EXERCISE - Your task is to extract every entry that follows word for word while excluding the pictures.

-------- RECORDS FOR THIS EXERCISE

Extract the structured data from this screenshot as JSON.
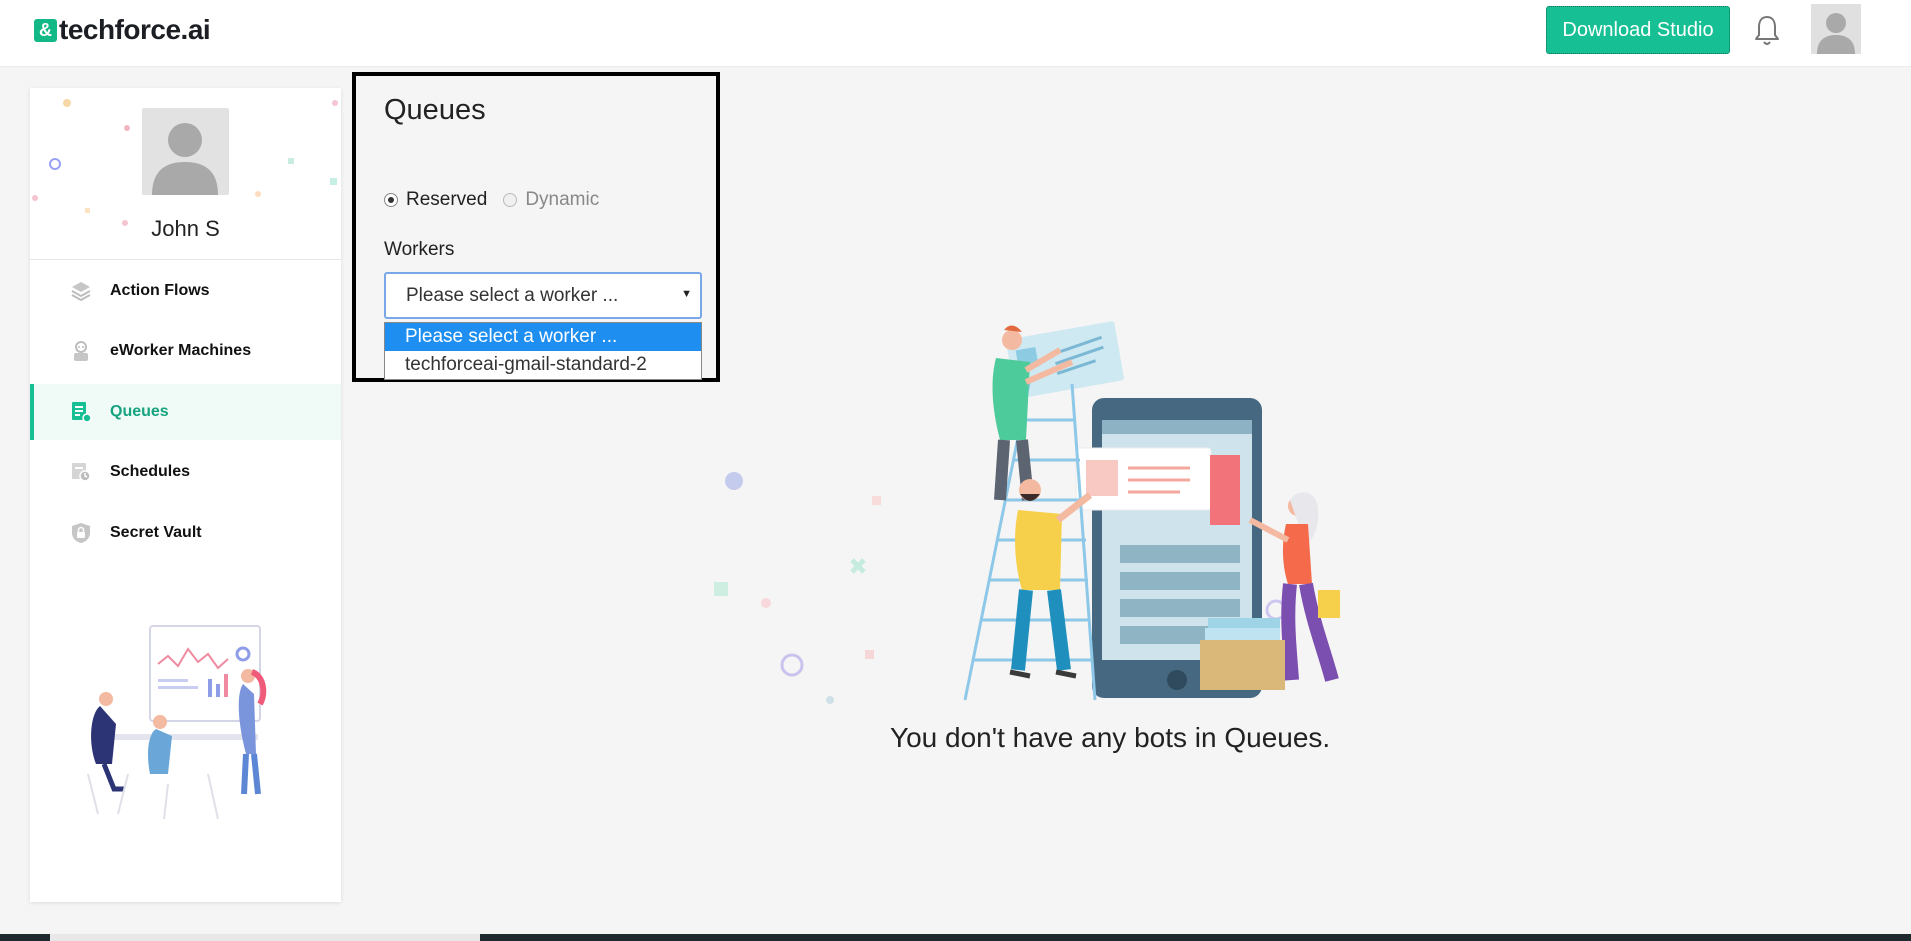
{
  "header": {
    "logo_mark": "&",
    "logo_text": "techforce.ai",
    "download_label": "Download Studio"
  },
  "sidebar": {
    "user_name": "John S",
    "items": [
      {
        "label": "Action Flows",
        "icon": "layers-icon"
      },
      {
        "label": "eWorker Machines",
        "icon": "robot-icon"
      },
      {
        "label": "Queues",
        "icon": "queue-icon",
        "active": true
      },
      {
        "label": "Schedules",
        "icon": "schedule-icon"
      },
      {
        "label": "Secret Vault",
        "icon": "shield-lock-icon"
      }
    ]
  },
  "queues": {
    "title": "Queues",
    "radio_reserved": "Reserved",
    "radio_dynamic": "Dynamic",
    "selected_mode": "Reserved",
    "workers_label": "Workers",
    "select_value": "Please select a worker ...",
    "options": [
      "Please select a worker ...",
      "techforceai-gmail-standard-2"
    ]
  },
  "empty_state": {
    "message": "You don't have any bots in Queues."
  },
  "colors": {
    "accent": "#16c094",
    "dropdown_highlight": "#1e8ff1"
  }
}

----------------

REPLY -
Extract the structured data from this screenshot as JSON.
{
  "header": {
    "logo_mark": "&",
    "logo_text": "techforce.ai",
    "download_label": "Download Studio"
  },
  "sidebar": {
    "user_name": "John S",
    "items": [
      {
        "label": "Action Flows",
        "icon": "layers-icon"
      },
      {
        "label": "eWorker Machines",
        "icon": "robot-icon"
      },
      {
        "label": "Queues",
        "icon": "queue-icon",
        "active": true
      },
      {
        "label": "Schedules",
        "icon": "schedule-icon"
      },
      {
        "label": "Secret Vault",
        "icon": "shield-lock-icon"
      }
    ]
  },
  "queues": {
    "title": "Queues",
    "radio_reserved": "Reserved",
    "radio_dynamic": "Dynamic",
    "selected_mode": "Reserved",
    "workers_label": "Workers",
    "select_value": "Please select a worker ...",
    "options": [
      "Please select a worker ...",
      "techforceai-gmail-standard-2"
    ]
  },
  "empty_state": {
    "message": "You don't have any bots in Queues."
  },
  "colors": {
    "accent": "#16c094",
    "dropdown_highlight": "#1e8ff1"
  }
}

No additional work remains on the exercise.